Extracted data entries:
>>>
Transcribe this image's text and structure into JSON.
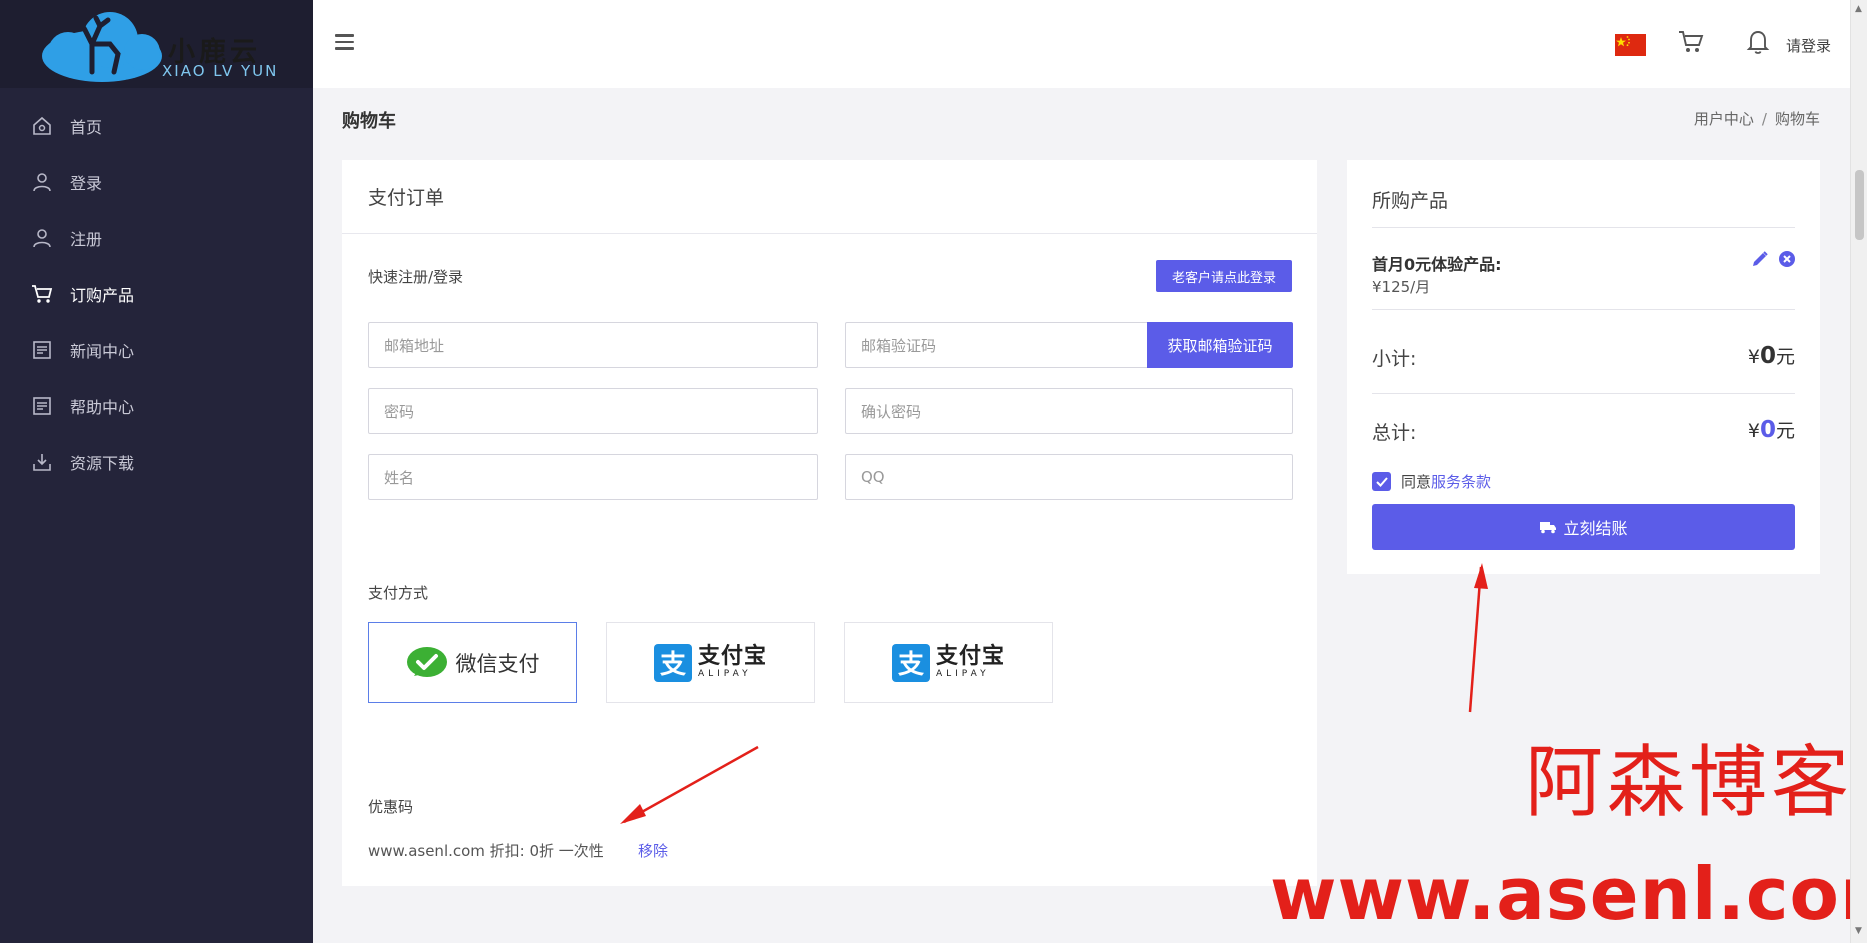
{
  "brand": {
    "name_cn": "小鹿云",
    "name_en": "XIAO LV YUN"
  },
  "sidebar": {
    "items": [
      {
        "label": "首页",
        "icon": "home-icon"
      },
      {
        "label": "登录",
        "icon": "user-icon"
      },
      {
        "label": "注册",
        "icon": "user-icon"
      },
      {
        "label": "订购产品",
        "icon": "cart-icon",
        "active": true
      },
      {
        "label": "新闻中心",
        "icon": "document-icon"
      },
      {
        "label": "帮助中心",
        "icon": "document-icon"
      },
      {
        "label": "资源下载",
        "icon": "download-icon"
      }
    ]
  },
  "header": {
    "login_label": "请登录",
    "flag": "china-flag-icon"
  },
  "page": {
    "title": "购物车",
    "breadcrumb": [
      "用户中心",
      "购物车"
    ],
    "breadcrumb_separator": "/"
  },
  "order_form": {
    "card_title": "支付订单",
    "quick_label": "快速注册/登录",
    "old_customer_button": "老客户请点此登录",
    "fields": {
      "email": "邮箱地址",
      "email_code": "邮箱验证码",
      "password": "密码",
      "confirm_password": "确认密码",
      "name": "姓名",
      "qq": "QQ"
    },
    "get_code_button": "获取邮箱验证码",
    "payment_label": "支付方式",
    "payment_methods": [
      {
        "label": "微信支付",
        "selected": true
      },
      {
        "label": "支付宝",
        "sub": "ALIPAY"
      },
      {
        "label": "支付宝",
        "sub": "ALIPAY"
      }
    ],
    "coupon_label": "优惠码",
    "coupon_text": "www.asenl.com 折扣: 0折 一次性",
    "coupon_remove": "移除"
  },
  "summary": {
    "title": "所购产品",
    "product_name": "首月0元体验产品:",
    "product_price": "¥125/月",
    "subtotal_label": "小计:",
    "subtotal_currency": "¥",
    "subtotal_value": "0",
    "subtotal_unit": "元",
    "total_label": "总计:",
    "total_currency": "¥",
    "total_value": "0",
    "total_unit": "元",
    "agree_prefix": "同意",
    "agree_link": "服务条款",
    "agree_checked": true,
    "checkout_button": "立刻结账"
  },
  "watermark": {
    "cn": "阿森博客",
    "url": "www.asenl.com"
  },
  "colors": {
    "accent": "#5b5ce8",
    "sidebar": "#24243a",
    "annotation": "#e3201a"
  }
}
<<<
**BRIEF:**
Skip the pictures and print each record exactly as it stands.

**RESULT OF THIS EXERCISE:**
Transcribe this image's text and structure into JSON.
{
  "brand": {
    "name_cn": "小鹿云",
    "name_en": "XIAO LV YUN"
  },
  "sidebar": {
    "items": [
      {
        "label": "首页",
        "icon": "home-icon"
      },
      {
        "label": "登录",
        "icon": "user-icon"
      },
      {
        "label": "注册",
        "icon": "user-icon"
      },
      {
        "label": "订购产品",
        "icon": "cart-icon",
        "active": true
      },
      {
        "label": "新闻中心",
        "icon": "document-icon"
      },
      {
        "label": "帮助中心",
        "icon": "document-icon"
      },
      {
        "label": "资源下载",
        "icon": "download-icon"
      }
    ]
  },
  "header": {
    "login_label": "请登录",
    "flag": "china-flag-icon"
  },
  "page": {
    "title": "购物车",
    "breadcrumb": [
      "用户中心",
      "购物车"
    ],
    "breadcrumb_separator": "/"
  },
  "order_form": {
    "card_title": "支付订单",
    "quick_label": "快速注册/登录",
    "old_customer_button": "老客户请点此登录",
    "fields": {
      "email": "邮箱地址",
      "email_code": "邮箱验证码",
      "password": "密码",
      "confirm_password": "确认密码",
      "name": "姓名",
      "qq": "QQ"
    },
    "get_code_button": "获取邮箱验证码",
    "payment_label": "支付方式",
    "payment_methods": [
      {
        "label": "微信支付",
        "selected": true
      },
      {
        "label": "支付宝",
        "sub": "ALIPAY"
      },
      {
        "label": "支付宝",
        "sub": "ALIPAY"
      }
    ],
    "coupon_label": "优惠码",
    "coupon_text": "www.asenl.com 折扣: 0折 一次性",
    "coupon_remove": "移除"
  },
  "summary": {
    "title": "所购产品",
    "product_name": "首月0元体验产品:",
    "product_price": "¥125/月",
    "subtotal_label": "小计:",
    "subtotal_currency": "¥",
    "subtotal_value": "0",
    "subtotal_unit": "元",
    "total_label": "总计:",
    "total_currency": "¥",
    "total_value": "0",
    "total_unit": "元",
    "agree_prefix": "同意",
    "agree_link": "服务条款",
    "agree_checked": true,
    "checkout_button": "立刻结账"
  },
  "watermark": {
    "cn": "阿森博客",
    "url": "www.asenl.com"
  },
  "colors": {
    "accent": "#5b5ce8",
    "sidebar": "#24243a",
    "annotation": "#e3201a"
  }
}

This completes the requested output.